Collection entries
_ _ _ _ _
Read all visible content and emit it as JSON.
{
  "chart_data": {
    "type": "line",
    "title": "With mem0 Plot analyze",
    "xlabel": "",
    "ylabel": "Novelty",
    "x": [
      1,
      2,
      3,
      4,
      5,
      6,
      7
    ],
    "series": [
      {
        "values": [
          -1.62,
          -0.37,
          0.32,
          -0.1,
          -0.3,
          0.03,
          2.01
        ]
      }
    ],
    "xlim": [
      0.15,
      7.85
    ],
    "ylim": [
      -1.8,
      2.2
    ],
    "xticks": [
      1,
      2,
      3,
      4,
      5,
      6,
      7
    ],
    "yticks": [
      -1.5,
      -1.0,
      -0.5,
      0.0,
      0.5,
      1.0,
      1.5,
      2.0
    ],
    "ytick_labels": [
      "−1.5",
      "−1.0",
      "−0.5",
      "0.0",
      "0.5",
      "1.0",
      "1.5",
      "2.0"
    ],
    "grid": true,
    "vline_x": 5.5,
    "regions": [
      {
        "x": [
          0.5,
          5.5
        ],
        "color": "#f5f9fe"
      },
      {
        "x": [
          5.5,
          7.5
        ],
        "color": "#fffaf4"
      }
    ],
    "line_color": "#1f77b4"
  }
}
_ _ _ _ _
Exactly reproduce every line of the data above.

Read all visible content and emit it as JSON.
{
  "chart_data": {
    "type": "line",
    "title": "With mem0 Plot analyze",
    "xlabel": "",
    "ylabel": "Novelty",
    "x": [
      1,
      2,
      3,
      4,
      5,
      6,
      7
    ],
    "series": [
      {
        "values": [
          -1.62,
          -0.37,
          0.32,
          -0.1,
          -0.3,
          0.03,
          2.01
        ]
      }
    ],
    "xlim": [
      0.15,
      7.85
    ],
    "ylim": [
      -1.8,
      2.2
    ],
    "xticks": [
      1,
      2,
      3,
      4,
      5,
      6,
      7
    ],
    "yticks": [
      -1.5,
      -1.0,
      -0.5,
      0.0,
      0.5,
      1.0,
      1.5,
      2.0
    ],
    "ytick_labels": [
      "−1.5",
      "−1.0",
      "−0.5",
      "0.0",
      "0.5",
      "1.0",
      "1.5",
      "2.0"
    ],
    "grid": true,
    "vline_x": 5.5,
    "regions": [
      {
        "x": [
          0.5,
          5.5
        ],
        "color": "#f5f9fe"
      },
      {
        "x": [
          5.5,
          7.5
        ],
        "color": "#fffaf4"
      }
    ],
    "line_color": "#1f77b4"
  }
}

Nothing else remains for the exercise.